(Dataset items)
####################
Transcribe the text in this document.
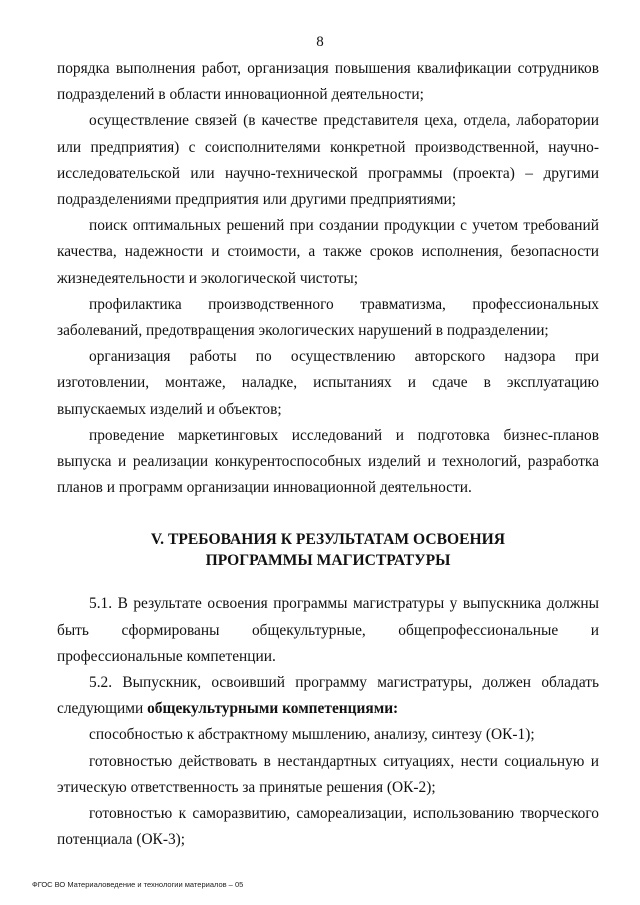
8

порядка выполнения работ, организация повышения квалификации сотрудников подразделений в области инновационной деятельности;

осуществление связей (в качестве представителя цеха, отдела, лаборатории или предприятия) с соисполнителями конкретной производственной, научно-исследовательской или научно-технической программы (проекта) – другими подразделениями предприятия или другими предприятиями;

поиск оптимальных решений при создании продукции с учетом требований качества, надежности и стоимости, а также сроков исполнения, безопасности жизнедеятельности и экологической чистоты;

профилактика производственного травматизма, профессиональных заболеваний, предотвращения экологических нарушений в подразделении;

организация работы по осуществлению авторского надзора при изготовлении, монтаже, наладке, испытаниях и сдаче в эксплуатацию выпускаемых изделий и объектов;

проведение маркетинговых исследований и подготовка бизнес-планов выпуска и реализации конкурентоспособных изделий и технологий, разработка планов и программ организации инновационной деятельности.

V. ТРЕБОВАНИЯ К РЕЗУЛЬТАТАМ ОСВОЕНИЯ
ПРОГРАММЫ МАГИСТРАТУРЫ

5.1. В результате освоения программы магистратуры у выпускника должны быть сформированы общекультурные, общепрофессиональные и профессиональные компетенции.

5.2. Выпускник, освоивший программу магистратуры, должен обладать следующими общекультурными компетенциями:

способностью к абстрактному мышлению, анализу, синтезу (ОК-1);

готовностью действовать в нестандартных ситуациях, нести социальную и этическую ответственность за принятые решения (ОК-2);

готовностью к саморазвитию, самореализации, использованию творческого потенциала (ОК-3);

ФГОС ВО Материаловедение и технологии материалов – 05
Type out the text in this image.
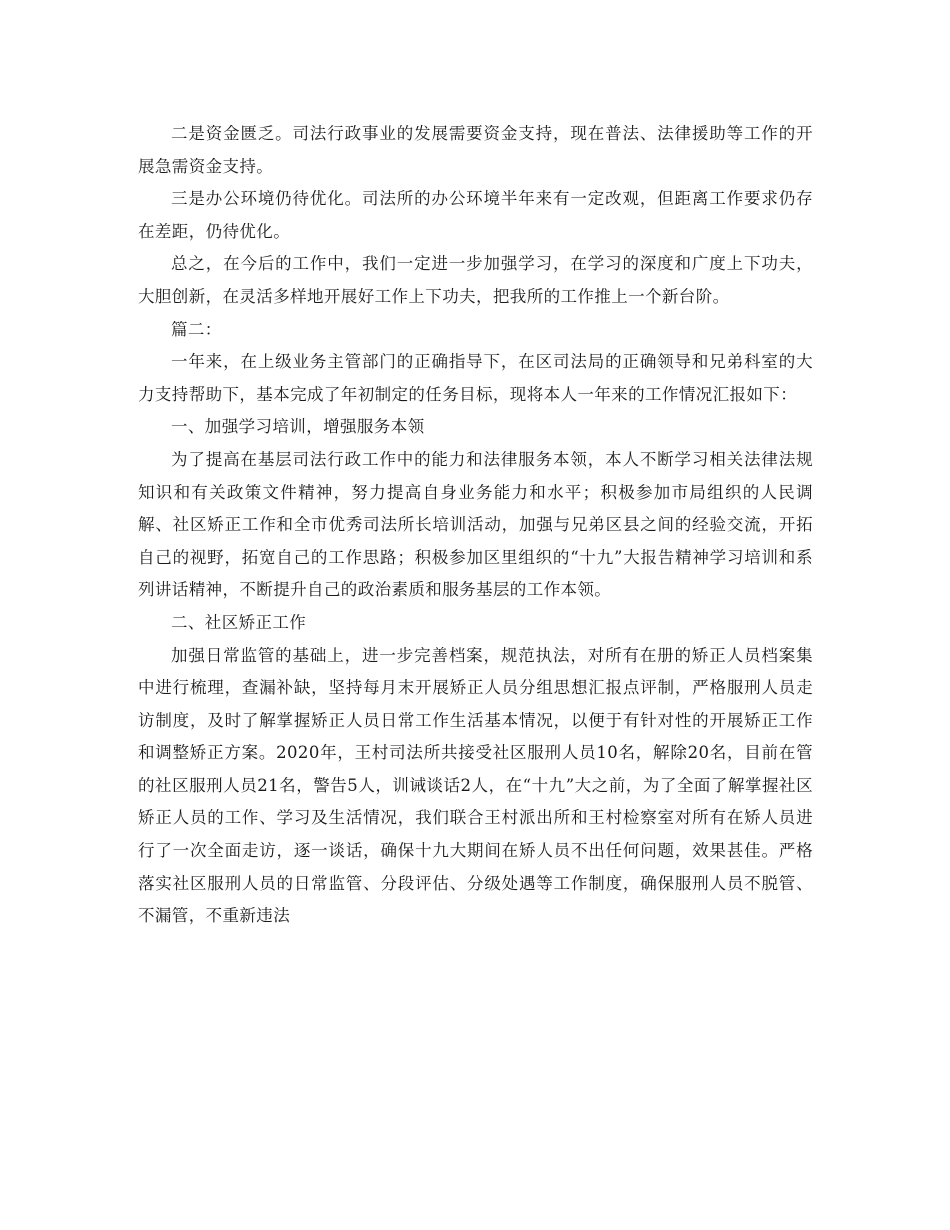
二是资金匮乏。司法行政事业的发展需要资金支持，现在普法、法律援助等工作的开展急需资金支持。

三是办公环境仍待优化。司法所的办公环境半年来有一定改观，但距离工作要求仍存在差距，仍待优化。

总之，在今后的工作中，我们一定进一步加强学习，在学习的深度和广度上下功夫，大胆创新，在灵活多样地开展好工作上下功夫，把我所的工作推上一个新台阶。

篇二：

一年来，在上级业务主管部门的正确指导下，在区司法局的正确领导和兄弟科室的大力支持帮助下，基本完成了年初制定的任务目标，现将本人一年来的工作情况汇报如下：

一、加强学习培训，增强服务本领

为了提高在基层司法行政工作中的能力和法律服务本领，本人不断学习相关法律法规知识和有关政策文件精神，努力提高自身业务能力和水平；积极参加市局组织的人民调解、社区矫正工作和全市优秀司法所长培训活动，加强与兄弟区县之间的经验交流，开拓自己的视野，拓宽自己的工作思路；积极参加区里组织的“十九”大报告精神学习培训和系列讲话精神，不断提升自己的政治素质和服务基层的工作本领。

二、社区矫正工作

加强日常监管的基础上，进一步完善档案，规范执法，对所有在册的矫正人员档案集中进行梳理，查漏补缺，坚持每月末开展矫正人员分组思想汇报点评制，严格服刑人员走访制度，及时了解掌握矫正人员日常工作生活基本情况，以便于有针对性的开展矫正工作和调整矫正方案。2020年，王村司法所共接受社区服刑人员10名，解除20名，目前在管的社区服刑人员21名，警告5人，训诫谈话2人，在“十九”大之前，为了全面了解掌握社区矫正人员的工作、学习及生活情况，我们联合王村派出所和王村检察室对所有在矫人员进行了一次全面走访，逐一谈话，确保十九大期间在矫人员不出任何问题，效果甚佳。严格落实社区服刑人员的日常监管、分段评估、分级处遇等工作制度，确保服刑人员不脱管、不漏管，不重新违法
####################
Extract, character for character, every line from the one that holds "Type out the text in this image." through the end of the entries above. Include both boundary lines and no pictures.

> **Full answer**
Type out the text in this image.
二是资金匮乏。司法行政事业的发展需要资金支持，现在普法、法律援助等工作的开展急需资金支持。

三是办公环境仍待优化。司法所的办公环境半年来有一定改观，但距离工作要求仍存在差距，仍待优化。

总之，在今后的工作中，我们一定进一步加强学习，在学习的深度和广度上下功夫，大胆创新，在灵活多样地开展好工作上下功夫，把我所的工作推上一个新台阶。

篇二：

一年来，在上级业务主管部门的正确指导下，在区司法局的正确领导和兄弟科室的大力支持帮助下，基本完成了年初制定的任务目标，现将本人一年来的工作情况汇报如下：

一、加强学习培训，增强服务本领

为了提高在基层司法行政工作中的能力和法律服务本领，本人不断学习相关法律法规知识和有关政策文件精神，努力提高自身业务能力和水平；积极参加市局组织的人民调解、社区矫正工作和全市优秀司法所长培训活动，加强与兄弟区县之间的经验交流，开拓自己的视野，拓宽自己的工作思路；积极参加区里组织的“十九”大报告精神学习培训和系列讲话精神，不断提升自己的政治素质和服务基层的工作本领。

二、社区矫正工作

加强日常监管的基础上，进一步完善档案，规范执法，对所有在册的矫正人员档案集中进行梳理，查漏补缺，坚持每月末开展矫正人员分组思想汇报点评制，严格服刑人员走访制度，及时了解掌握矫正人员日常工作生活基本情况，以便于有针对性的开展矫正工作和调整矫正方案。2020年，王村司法所共接受社区服刑人员10名，解除20名，目前在管的社区服刑人员21名，警告5人，训诫谈话2人，在“十九”大之前，为了全面了解掌握社区矫正人员的工作、学习及生活情况，我们联合王村派出所和王村检察室对所有在矫人员进行了一次全面走访，逐一谈话，确保十九大期间在矫人员不出任何问题，效果甚佳。严格落实社区服刑人员的日常监管、分段评估、分级处遇等工作制度，确保服刑人员不脱管、不漏管，不重新违法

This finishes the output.